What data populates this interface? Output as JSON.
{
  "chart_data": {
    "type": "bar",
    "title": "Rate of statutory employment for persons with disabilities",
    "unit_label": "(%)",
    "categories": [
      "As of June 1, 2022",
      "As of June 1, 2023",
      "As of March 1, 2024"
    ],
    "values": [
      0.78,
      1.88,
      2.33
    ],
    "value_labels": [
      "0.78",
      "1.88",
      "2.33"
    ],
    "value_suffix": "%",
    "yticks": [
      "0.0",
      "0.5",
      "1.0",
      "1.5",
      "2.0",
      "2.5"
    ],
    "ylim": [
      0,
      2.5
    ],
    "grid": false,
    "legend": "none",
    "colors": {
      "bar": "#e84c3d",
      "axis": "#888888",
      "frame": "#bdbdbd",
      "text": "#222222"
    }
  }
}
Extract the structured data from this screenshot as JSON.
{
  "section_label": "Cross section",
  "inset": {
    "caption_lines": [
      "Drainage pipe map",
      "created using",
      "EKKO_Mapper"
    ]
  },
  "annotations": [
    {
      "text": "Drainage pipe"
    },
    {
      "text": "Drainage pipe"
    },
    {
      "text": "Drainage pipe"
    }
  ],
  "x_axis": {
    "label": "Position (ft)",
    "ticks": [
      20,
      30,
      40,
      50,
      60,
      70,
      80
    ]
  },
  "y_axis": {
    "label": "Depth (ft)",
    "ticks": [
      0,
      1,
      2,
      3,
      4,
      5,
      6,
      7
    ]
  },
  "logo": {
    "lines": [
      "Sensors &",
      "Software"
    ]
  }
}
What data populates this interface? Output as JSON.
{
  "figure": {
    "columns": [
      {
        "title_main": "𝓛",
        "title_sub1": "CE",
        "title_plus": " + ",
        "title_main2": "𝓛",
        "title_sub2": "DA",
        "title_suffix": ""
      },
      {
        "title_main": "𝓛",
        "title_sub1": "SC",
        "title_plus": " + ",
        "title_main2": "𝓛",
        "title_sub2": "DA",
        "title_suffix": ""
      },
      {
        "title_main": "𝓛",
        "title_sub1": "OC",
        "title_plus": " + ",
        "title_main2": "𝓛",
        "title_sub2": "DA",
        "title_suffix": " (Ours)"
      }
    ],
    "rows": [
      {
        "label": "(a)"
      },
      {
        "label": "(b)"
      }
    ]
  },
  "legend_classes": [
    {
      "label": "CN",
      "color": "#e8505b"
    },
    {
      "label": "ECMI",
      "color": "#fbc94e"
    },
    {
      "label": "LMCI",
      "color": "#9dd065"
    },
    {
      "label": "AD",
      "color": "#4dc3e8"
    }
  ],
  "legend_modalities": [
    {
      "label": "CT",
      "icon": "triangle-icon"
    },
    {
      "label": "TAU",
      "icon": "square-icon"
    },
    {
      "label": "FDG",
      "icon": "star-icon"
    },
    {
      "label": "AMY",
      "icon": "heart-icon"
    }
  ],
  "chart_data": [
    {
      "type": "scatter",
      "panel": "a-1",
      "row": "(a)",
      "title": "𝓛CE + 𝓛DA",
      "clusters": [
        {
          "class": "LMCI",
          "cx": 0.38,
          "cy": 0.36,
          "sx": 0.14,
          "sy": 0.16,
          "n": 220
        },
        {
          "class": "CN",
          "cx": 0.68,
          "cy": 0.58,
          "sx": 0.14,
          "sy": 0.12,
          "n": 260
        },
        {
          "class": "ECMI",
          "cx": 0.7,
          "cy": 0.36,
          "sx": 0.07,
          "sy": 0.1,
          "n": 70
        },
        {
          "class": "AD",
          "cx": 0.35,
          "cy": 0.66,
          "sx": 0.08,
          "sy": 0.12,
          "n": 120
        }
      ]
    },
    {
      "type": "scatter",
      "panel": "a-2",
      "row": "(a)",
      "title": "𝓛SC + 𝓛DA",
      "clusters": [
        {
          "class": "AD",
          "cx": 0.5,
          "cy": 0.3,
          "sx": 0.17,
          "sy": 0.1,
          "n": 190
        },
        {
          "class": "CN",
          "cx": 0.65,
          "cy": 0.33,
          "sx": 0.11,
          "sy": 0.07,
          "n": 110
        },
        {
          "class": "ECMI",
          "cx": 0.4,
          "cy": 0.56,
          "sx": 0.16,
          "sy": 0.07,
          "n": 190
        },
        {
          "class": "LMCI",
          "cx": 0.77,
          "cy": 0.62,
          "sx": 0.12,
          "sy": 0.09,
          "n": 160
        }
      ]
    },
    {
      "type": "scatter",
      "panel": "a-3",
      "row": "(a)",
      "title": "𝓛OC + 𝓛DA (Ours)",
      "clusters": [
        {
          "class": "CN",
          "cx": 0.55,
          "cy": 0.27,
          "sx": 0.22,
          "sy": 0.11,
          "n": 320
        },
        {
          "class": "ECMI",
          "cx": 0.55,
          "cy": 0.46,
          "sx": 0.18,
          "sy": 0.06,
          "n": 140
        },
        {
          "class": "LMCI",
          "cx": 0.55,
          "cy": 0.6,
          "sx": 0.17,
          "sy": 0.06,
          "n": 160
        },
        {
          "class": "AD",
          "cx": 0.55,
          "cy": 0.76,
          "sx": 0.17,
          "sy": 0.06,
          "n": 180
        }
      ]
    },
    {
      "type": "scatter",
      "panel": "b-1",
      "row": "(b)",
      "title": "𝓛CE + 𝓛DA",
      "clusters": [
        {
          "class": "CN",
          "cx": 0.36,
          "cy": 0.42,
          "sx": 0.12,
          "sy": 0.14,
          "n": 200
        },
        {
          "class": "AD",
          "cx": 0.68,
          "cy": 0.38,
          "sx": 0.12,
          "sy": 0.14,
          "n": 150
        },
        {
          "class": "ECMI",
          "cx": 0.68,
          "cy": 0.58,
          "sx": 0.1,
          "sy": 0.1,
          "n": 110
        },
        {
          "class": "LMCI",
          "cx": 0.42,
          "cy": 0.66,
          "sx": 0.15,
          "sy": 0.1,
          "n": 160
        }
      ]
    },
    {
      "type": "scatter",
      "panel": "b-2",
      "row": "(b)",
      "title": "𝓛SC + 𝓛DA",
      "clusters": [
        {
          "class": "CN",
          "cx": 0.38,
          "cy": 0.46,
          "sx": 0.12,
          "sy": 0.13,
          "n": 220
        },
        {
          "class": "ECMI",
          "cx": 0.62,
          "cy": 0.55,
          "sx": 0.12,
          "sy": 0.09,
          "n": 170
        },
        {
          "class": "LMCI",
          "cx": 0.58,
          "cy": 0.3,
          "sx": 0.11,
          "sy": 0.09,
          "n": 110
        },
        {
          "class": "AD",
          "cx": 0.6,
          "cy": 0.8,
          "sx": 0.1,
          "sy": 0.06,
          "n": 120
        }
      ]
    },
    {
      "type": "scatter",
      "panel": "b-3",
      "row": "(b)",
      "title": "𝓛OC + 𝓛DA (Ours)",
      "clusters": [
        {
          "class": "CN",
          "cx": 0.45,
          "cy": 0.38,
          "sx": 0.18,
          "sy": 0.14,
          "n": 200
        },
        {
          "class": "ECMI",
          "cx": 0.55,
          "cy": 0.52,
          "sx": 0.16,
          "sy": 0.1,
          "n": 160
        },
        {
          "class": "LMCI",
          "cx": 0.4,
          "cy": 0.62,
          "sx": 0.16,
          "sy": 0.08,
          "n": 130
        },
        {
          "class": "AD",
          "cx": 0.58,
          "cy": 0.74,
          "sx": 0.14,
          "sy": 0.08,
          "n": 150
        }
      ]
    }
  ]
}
================================
Job
Set down all of the entries exactly, please.

Task response
What data populates this interface? Output as JSON.
{
  "chart_data": {
    "type": "bar",
    "title": "Rate of statutory employment for persons with disabilities",
    "unit_label": "(%)",
    "categories": [
      "As of June 1, 2022",
      "As of June 1, 2023",
      "As of March 1, 2024"
    ],
    "values": [
      0.78,
      1.88,
      2.33
    ],
    "value_labels": [
      "0.78",
      "1.88",
      "2.33"
    ],
    "value_suffix": "%",
    "yticks": [
      "0.0",
      "0.5",
      "1.0",
      "1.5",
      "2.0",
      "2.5"
    ],
    "ylim": [
      0,
      2.5
    ],
    "grid": false,
    "legend": "none",
    "colors": {
      "bar": "#e84c3d",
      "axis": "#888888",
      "frame": "#bdbdbd",
      "text": "#222222"
    }
  }
}
Extract the structured data from this screenshot as JSON.
{
  "section_label": "Cross section",
  "inset": {
    "caption_lines": [
      "Drainage pipe map",
      "created using",
      "EKKO_Mapper"
    ]
  },
  "annotations": [
    {
      "text": "Drainage pipe"
    },
    {
      "text": "Drainage pipe"
    },
    {
      "text": "Drainage pipe"
    }
  ],
  "x_axis": {
    "label": "Position (ft)",
    "ticks": [
      20,
      30,
      40,
      50,
      60,
      70,
      80
    ]
  },
  "y_axis": {
    "label": "Depth (ft)",
    "ticks": [
      0,
      1,
      2,
      3,
      4,
      5,
      6,
      7
    ]
  },
  "logo": {
    "lines": [
      "Sensors &",
      "Software"
    ]
  }
}
What data populates this interface? Output as JSON.
{
  "figure": {
    "columns": [
      {
        "title_main": "𝓛",
        "title_sub1": "CE",
        "title_plus": " + ",
        "title_main2": "𝓛",
        "title_sub2": "DA",
        "title_suffix": ""
      },
      {
        "title_main": "𝓛",
        "title_sub1": "SC",
        "title_plus": " + ",
        "title_main2": "𝓛",
        "title_sub2": "DA",
        "title_suffix": ""
      },
      {
        "title_main": "𝓛",
        "title_sub1": "OC",
        "title_plus": " + ",
        "title_main2": "𝓛",
        "title_sub2": "DA",
        "title_suffix": " (Ours)"
      }
    ],
    "rows": [
      {
        "label": "(a)"
      },
      {
        "label": "(b)"
      }
    ]
  },
  "legend_classes": [
    {
      "label": "CN",
      "color": "#e8505b"
    },
    {
      "label": "ECMI",
      "color": "#fbc94e"
    },
    {
      "label": "LMCI",
      "color": "#9dd065"
    },
    {
      "label": "AD",
      "color": "#4dc3e8"
    }
  ],
  "legend_modalities": [
    {
      "label": "CT",
      "icon": "triangle-icon"
    },
    {
      "label": "TAU",
      "icon": "square-icon"
    },
    {
      "label": "FDG",
      "icon": "star-icon"
    },
    {
      "label": "AMY",
      "icon": "heart-icon"
    }
  ],
  "chart_data": [
    {
      "type": "scatter",
      "panel": "a-1",
      "row": "(a)",
      "title": "𝓛CE + 𝓛DA",
      "clusters": [
        {
          "class": "LMCI",
          "cx": 0.38,
          "cy": 0.36,
          "sx": 0.14,
          "sy": 0.16,
          "n": 220
        },
        {
          "class": "CN",
          "cx": 0.68,
          "cy": 0.58,
          "sx": 0.14,
          "sy": 0.12,
          "n": 260
        },
        {
          "class": "ECMI",
          "cx": 0.7,
          "cy": 0.36,
          "sx": 0.07,
          "sy": 0.1,
          "n": 70
        },
        {
          "class": "AD",
          "cx": 0.35,
          "cy": 0.66,
          "sx": 0.08,
          "sy": 0.12,
          "n": 120
        }
      ]
    },
    {
      "type": "scatter",
      "panel": "a-2",
      "row": "(a)",
      "title": "𝓛SC + 𝓛DA",
      "clusters": [
        {
          "class": "AD",
          "cx": 0.5,
          "cy": 0.3,
          "sx": 0.17,
          "sy": 0.1,
          "n": 190
        },
        {
          "class": "CN",
          "cx": 0.65,
          "cy": 0.33,
          "sx": 0.11,
          "sy": 0.07,
          "n": 110
        },
        {
          "class": "ECMI",
          "cx": 0.4,
          "cy": 0.56,
          "sx": 0.16,
          "sy": 0.07,
          "n": 190
        },
        {
          "class": "LMCI",
          "cx": 0.77,
          "cy": 0.62,
          "sx": 0.12,
          "sy": 0.09,
          "n": 160
        }
      ]
    },
    {
      "type": "scatter",
      "panel": "a-3",
      "row": "(a)",
      "title": "𝓛OC + 𝓛DA (Ours)",
      "clusters": [
        {
          "class": "CN",
          "cx": 0.55,
          "cy": 0.27,
          "sx": 0.22,
          "sy": 0.11,
          "n": 320
        },
        {
          "class": "ECMI",
          "cx": 0.55,
          "cy": 0.46,
          "sx": 0.18,
          "sy": 0.06,
          "n": 140
        },
        {
          "class": "LMCI",
          "cx": 0.55,
          "cy": 0.6,
          "sx": 0.17,
          "sy": 0.06,
          "n": 160
        },
        {
          "class": "AD",
          "cx": 0.55,
          "cy": 0.76,
          "sx": 0.17,
          "sy": 0.06,
          "n": 180
        }
      ]
    },
    {
      "type": "scatter",
      "panel": "b-1",
      "row": "(b)",
      "title": "𝓛CE + 𝓛DA",
      "clusters": [
        {
          "class": "CN",
          "cx": 0.36,
          "cy": 0.42,
          "sx": 0.12,
          "sy": 0.14,
          "n": 200
        },
        {
          "class": "AD",
          "cx": 0.68,
          "cy": 0.38,
          "sx": 0.12,
          "sy": 0.14,
          "n": 150
        },
        {
          "class": "ECMI",
          "cx": 0.68,
          "cy": 0.58,
          "sx": 0.1,
          "sy": 0.1,
          "n": 110
        },
        {
          "class": "LMCI",
          "cx": 0.42,
          "cy": 0.66,
          "sx": 0.15,
          "sy": 0.1,
          "n": 160
        }
      ]
    },
    {
      "type": "scatter",
      "panel": "b-2",
      "row": "(b)",
      "title": "𝓛SC + 𝓛DA",
      "clusters": [
        {
          "class": "CN",
          "cx": 0.38,
          "cy": 0.46,
          "sx": 0.12,
          "sy": 0.13,
          "n": 220
        },
        {
          "class": "ECMI",
          "cx": 0.62,
          "cy": 0.55,
          "sx": 0.12,
          "sy": 0.09,
          "n": 170
        },
        {
          "class": "LMCI",
          "cx": 0.58,
          "cy": 0.3,
          "sx": 0.11,
          "sy": 0.09,
          "n": 110
        },
        {
          "class": "AD",
          "cx": 0.6,
          "cy": 0.8,
          "sx": 0.1,
          "sy": 0.06,
          "n": 120
        }
      ]
    },
    {
      "type": "scatter",
      "panel": "b-3",
      "row": "(b)",
      "title": "𝓛OC + 𝓛DA (Ours)",
      "clusters": [
        {
          "class": "CN",
          "cx": 0.45,
          "cy": 0.38,
          "sx": 0.18,
          "sy": 0.14,
          "n": 200
        },
        {
          "class": "ECMI",
          "cx": 0.55,
          "cy": 0.52,
          "sx": 0.16,
          "sy": 0.1,
          "n": 160
        },
        {
          "class": "LMCI",
          "cx": 0.4,
          "cy": 0.62,
          "sx": 0.16,
          "sy": 0.08,
          "n": 130
        },
        {
          "class": "AD",
          "cx": 0.58,
          "cy": 0.74,
          "sx": 0.14,
          "sy": 0.08,
          "n": 150
        }
      ]
    }
  ]
}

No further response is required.